*Passage provided*
:::
Why coding agents fail in large codebases (and what to do about it)
Data from 1,281 agent runs across 40+ large open source repos reveals five repeatable failure patterns in coding agents, and the infrastructure fixes for each.

Data from 1,281 agent runs across 40+ large open source repos reveals five repeatable failure patterns in coding agents, and the infrastructure fixes for each.
A coding agent is tasked with analyzing how a specific resource allocation mechanism propagates decisions across multiple packages in the Kubernetes source code. This requires tracing the Dynamic Resource Allocation (DRA) system through 1.4 million lines of Go spread across 22,000 files.
The agent starts working. It greps for the DRA allocator. Hundreds of results across dozens of directories. It reads a file. That file imports from another package. It navigates there. That package references three more. Each step is locally reasonable. The whole trajectory leads nowhere.
At 6,000 seconds (over an hour and a half), the agent has produced nothing. No analysis. No output. Zero score.
Now the same agent gets the same task with one difference: instead of local file access, it has code search tools backed by a proper index that include keyword search, semantic search, and find-references. Eight keyword searches and six semantic searches identify the relevant packages. One find-references call maps the cross-package dependency chain. In 89 seconds, the agent produces a comprehensive analysis and scores 0.90 out of 1.0.
:::
*Work to do*
1. In the article on coding agents, switch "Kubernetes" to "Linux" and write out the part that begins at the words "Why coding agents" and stops after "across 22,000 files.".
2. According to the article on coding agents, how long did the agent with code search tools take to produce its analysis?

[Recorded data]
:::
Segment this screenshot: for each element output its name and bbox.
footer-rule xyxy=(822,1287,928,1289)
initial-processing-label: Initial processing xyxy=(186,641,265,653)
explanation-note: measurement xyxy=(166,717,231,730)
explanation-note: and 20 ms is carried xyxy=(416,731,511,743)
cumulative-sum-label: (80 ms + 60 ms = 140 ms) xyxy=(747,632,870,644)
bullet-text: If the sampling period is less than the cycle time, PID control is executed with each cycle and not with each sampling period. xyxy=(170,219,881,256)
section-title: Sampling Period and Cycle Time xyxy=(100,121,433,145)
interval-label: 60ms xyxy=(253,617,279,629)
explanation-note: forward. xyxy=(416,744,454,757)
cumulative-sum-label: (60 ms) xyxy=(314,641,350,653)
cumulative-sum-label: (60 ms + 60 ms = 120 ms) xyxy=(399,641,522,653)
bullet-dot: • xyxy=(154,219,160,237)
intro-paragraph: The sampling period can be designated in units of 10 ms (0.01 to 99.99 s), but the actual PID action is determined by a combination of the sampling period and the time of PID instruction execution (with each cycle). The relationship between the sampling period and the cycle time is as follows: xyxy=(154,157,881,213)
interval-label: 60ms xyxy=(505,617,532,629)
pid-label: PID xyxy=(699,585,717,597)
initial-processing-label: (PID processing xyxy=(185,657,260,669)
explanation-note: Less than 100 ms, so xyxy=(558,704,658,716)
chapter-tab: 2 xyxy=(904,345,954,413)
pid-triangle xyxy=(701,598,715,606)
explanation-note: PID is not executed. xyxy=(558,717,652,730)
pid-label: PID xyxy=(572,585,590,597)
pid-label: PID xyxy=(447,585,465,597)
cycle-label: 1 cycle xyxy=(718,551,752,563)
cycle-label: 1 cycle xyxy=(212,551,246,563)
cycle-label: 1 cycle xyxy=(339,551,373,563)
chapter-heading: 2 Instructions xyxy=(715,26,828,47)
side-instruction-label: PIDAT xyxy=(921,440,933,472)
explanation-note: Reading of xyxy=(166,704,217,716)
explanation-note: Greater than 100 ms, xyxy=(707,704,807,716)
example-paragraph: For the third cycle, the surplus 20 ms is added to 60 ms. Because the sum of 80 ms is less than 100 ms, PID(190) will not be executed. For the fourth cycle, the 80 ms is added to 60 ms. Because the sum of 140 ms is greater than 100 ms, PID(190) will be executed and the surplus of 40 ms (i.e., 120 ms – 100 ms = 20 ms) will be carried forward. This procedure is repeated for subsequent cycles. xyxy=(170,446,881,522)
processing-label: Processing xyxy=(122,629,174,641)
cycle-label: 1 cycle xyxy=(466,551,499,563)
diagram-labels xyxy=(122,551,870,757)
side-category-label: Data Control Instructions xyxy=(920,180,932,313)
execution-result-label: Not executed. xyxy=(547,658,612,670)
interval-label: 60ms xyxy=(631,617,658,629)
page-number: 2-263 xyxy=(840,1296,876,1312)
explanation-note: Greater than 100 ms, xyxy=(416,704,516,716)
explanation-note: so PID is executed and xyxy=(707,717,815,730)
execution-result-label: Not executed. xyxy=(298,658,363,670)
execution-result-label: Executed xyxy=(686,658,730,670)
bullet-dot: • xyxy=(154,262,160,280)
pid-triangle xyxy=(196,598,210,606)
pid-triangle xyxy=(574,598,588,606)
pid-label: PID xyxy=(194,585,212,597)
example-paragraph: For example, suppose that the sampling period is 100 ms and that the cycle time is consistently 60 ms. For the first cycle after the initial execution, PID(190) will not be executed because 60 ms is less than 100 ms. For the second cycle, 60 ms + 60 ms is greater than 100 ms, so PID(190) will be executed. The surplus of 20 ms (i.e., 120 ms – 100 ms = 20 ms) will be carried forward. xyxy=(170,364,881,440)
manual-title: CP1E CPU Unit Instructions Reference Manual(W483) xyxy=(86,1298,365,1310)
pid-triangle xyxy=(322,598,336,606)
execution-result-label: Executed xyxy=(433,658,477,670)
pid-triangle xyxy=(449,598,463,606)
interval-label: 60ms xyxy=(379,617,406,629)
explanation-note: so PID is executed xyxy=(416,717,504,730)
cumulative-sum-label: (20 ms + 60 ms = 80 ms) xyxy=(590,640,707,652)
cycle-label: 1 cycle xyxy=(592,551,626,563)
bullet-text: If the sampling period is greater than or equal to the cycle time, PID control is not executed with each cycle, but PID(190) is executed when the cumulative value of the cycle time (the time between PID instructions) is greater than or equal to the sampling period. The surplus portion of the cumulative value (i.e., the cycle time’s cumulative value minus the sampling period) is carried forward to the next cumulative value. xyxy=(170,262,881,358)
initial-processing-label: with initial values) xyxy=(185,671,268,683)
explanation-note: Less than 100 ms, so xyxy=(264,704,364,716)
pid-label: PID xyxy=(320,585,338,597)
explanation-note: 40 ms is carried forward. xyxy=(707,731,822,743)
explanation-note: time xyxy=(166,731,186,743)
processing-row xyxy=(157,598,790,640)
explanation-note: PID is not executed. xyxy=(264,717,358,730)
:::
*Solved problems*
1.
Why coding agents fail in large codebases (and what to do about it)
Data from 1,281 agent runs across 40+ large open source repos reveals five repeatable failure patterns in coding agents, and the infrastructure fixes for each.

Data from 1,281 agent runs across 40+ large open source repos reveals five repeatable failure patterns in coding agents, and the infrastructure fixes for each.
A coding agent is tasked with analyzing how a specific resource allocation mechanism propagates decisions across multiple packages in the Linux source code. This requires tracing the Dynamic Resource Allocation (DRA) system through 1.4 million lines of Go spread across 22,000 files.

2. 89 seconds.